= Text excerpt =
╔══

We’d like to introduce the 6 levels to our students (5th – 8th graders) in
September and would like to work on compiling examples for each level from
books and movies (or real life!) that kids would relate to.  These are the 6
levels as described by Esquith:

*Level 1.  “I don’t want to get in trouble.”*
Behavior is guided by fear and a desire to stay out of trouble.
*Level II. “I want a reward.”*
We need to show kids that proper behavior is expected, not rewarded.
*Level III. “I want to please somebody.”*
That’s nice, but we can do better.
*Level IV. “Follow the rules.”*
If you do the right thing just because it’s a rule, will you still do the
right thing outside the classroom?  Many heroes throughout history are
remembered today because they broke the rules.  Martin Luther King, Gandhi,
Rosa Parks…  They need to think beyond level 4—the classroom chart will not
always be there.

╚══

= Set tasks =
A – Please arrange the listing as a Markdown table with the columns Row and Line. Begin with the first line of the listing, continue through the line containing "- bar-pages-day-22: [351, 171, 361, 178]", and skip any blank lines.
B – Pick up the passage on Esquith's six levels of behavior and continue it from its last sentence.

= The records =

╔══

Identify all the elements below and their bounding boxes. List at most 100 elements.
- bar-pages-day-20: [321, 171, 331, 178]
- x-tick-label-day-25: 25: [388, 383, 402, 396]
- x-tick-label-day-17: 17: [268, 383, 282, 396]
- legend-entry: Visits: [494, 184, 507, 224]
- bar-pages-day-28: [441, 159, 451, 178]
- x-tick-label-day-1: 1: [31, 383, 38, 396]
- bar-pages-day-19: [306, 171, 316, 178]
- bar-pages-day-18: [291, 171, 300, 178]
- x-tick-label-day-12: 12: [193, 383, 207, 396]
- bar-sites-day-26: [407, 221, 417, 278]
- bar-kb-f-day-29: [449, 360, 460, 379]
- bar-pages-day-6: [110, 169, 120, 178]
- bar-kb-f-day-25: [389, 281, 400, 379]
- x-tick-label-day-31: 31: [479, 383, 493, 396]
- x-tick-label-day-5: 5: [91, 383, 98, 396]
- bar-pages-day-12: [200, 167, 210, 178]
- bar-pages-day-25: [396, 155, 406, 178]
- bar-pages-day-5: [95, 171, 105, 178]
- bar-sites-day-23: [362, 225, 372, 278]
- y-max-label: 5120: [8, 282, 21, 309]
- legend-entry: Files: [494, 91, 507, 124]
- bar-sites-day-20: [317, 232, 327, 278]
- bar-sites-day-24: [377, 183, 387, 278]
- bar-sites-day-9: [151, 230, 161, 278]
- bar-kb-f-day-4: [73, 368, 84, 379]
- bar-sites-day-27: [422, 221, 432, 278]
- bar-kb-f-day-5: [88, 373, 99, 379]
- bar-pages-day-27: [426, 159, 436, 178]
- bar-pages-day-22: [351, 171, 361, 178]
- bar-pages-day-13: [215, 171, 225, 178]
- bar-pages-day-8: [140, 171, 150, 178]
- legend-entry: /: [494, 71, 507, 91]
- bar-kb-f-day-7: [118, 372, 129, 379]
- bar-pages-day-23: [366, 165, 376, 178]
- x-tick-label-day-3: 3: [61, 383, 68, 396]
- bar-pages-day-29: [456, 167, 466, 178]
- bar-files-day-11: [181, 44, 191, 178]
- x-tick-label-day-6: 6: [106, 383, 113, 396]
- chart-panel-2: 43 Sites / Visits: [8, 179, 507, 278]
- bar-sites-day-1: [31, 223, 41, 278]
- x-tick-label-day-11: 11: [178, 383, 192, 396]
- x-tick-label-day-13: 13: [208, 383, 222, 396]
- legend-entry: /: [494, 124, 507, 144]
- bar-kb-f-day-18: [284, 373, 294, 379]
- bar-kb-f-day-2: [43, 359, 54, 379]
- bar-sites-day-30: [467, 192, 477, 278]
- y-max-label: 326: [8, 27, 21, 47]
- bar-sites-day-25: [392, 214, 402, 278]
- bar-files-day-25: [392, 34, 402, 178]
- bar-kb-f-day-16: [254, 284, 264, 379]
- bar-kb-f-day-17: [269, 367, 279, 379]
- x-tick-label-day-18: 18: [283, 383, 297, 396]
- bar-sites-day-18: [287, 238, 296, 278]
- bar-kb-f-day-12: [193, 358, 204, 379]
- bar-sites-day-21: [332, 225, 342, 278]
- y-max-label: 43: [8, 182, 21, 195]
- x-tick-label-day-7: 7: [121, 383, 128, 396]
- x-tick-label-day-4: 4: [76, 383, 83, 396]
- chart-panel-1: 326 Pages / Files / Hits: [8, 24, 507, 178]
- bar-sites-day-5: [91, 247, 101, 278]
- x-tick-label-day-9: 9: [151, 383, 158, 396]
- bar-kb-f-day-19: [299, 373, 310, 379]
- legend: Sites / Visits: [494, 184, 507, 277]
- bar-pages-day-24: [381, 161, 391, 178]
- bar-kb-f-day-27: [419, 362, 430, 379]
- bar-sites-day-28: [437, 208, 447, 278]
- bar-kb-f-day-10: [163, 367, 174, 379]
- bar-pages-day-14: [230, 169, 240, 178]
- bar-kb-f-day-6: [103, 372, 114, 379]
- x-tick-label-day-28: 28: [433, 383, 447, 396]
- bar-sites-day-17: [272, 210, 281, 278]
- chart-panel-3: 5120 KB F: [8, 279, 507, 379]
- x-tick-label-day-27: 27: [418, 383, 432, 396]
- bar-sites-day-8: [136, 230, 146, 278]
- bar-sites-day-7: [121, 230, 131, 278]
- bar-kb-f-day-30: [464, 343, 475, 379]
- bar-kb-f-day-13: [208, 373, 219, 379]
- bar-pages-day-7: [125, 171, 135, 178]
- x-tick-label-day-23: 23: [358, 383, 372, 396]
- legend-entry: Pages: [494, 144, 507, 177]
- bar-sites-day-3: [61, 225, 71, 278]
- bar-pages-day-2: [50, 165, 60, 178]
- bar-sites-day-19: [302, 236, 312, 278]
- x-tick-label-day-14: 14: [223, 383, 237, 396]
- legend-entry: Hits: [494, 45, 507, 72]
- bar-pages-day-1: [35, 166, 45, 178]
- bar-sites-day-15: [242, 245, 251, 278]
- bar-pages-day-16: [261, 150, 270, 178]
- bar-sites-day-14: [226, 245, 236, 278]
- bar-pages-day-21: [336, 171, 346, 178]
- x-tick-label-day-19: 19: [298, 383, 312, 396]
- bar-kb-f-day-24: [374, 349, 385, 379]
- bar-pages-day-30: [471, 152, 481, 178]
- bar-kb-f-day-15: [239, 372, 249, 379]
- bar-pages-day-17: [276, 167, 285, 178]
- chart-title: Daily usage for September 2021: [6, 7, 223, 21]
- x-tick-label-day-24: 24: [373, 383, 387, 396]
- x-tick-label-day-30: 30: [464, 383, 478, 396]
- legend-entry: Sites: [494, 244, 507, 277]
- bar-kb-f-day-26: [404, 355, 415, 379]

╚══

= Answers by task =
A –
| Row | Line |
|---|---|
| 1 | Identify all the elements below and their bounding boxes. List at most 100 elements. |
| 2 | - bar-pages-day-20: [321, 171, 331, 178] |
| 3 | - x-tick-label-day-25: 25: [388, 383, 402, 396] |
| 4 | - x-tick-label-day-17: 17: [268, 383, 282, 396] |
| 5 | - legend-entry: Visits: [494, 184, 507, 224] |
| 6 | - bar-pages-day-28: [441, 159, 451, 178] |
| 7 | - x-tick-label-day-1: 1: [31, 383, 38, 396] |
| 8 | - bar-pages-day-19: [306, 171, 316, 178] |
| 9 | - bar-pages-day-18: [291, 171, 300, 178] |
| 10 | - x-tick-label-day-12: 12: [193, 383, 207, 396] |
| 11 | - bar-sites-day-26: [407, 221, 417, 278] |
| 12 | - bar-kb-f-day-29: [449, 360, 460, 379] |
| 13 | - bar-pages-day-6: [110, 169, 120, 178] |
| 14 | - bar-kb-f-day-25: [389, 281, 400, 379] |
| 15 | - x-tick-label-day-31: 31: [479, 383, 493, 396] |
| 16 | - x-tick-label-day-5: 5: [91, 383, 98, 396] |
| 17 | - bar-pages-day-12: [200, 167, 210, 178] |
| 18 | - bar-pages-day-25: [396, 155, 406, 178] |
| 19 | - bar-pages-day-5: [95, 171, 105, 178] |
| 20 | - bar-sites-day-23: [362, 225, 372, 278] |
| 21 | - y-max-label: 5120: [8, 282, 21, 309] |
| 22 | - legend-entry: Files: [494, 91, 507, 124] |
| 23 | - bar-sites-day-20: [317, 232, 327, 278] |
| 24 | - bar-sites-day-24: [377, 183, 387, 278] |
| 25 | - bar-sites-day-9: [151, 230, 161, 278] |
| 26 | - bar-kb-f-day-4: [73, 368, 84, 379] |
| 27 | - bar-sites-day-27: [422, 221, 432, 278] |
| 28 | - bar-kb-f-day-5: [88, 373, 99, 379] |
| 29 | - bar-pages-day-27: [426, 159, 436, 178] |
| 30 | - bar-pages-day-22: [351, 171, 361, 178] |

B –
*Level V.  “I am considerate of other people.”*
Empathy.  Example:  Atticus Finch in To Kill a Mockingbird: “You never
really understand a person until you consider things from his point of
*Level VI. “I have a personal code of behavior and I follow it.”* (the
Atticus Finch level)
Cannot be modeled, but Esquith shows this level to students through
literature and films.
Phineas in *A Separate Peace* by John Knowles
Bernard in *Death of a Salesman* by Arthur Miller
Will Kane, played by Gary Cooper in *High Noon *
Morgan Freeman’s character in *Shawshank Redemption
If you’d like to join us in this project, and/or tap into the examples
generated, here’s our workspace:
I expect it will take my group of teachers a little while to really get
going on this.  I’m at a loss for examples myself right now, but if you
think of anything, jump right in!!  You are also welcome to join our book
discussion at .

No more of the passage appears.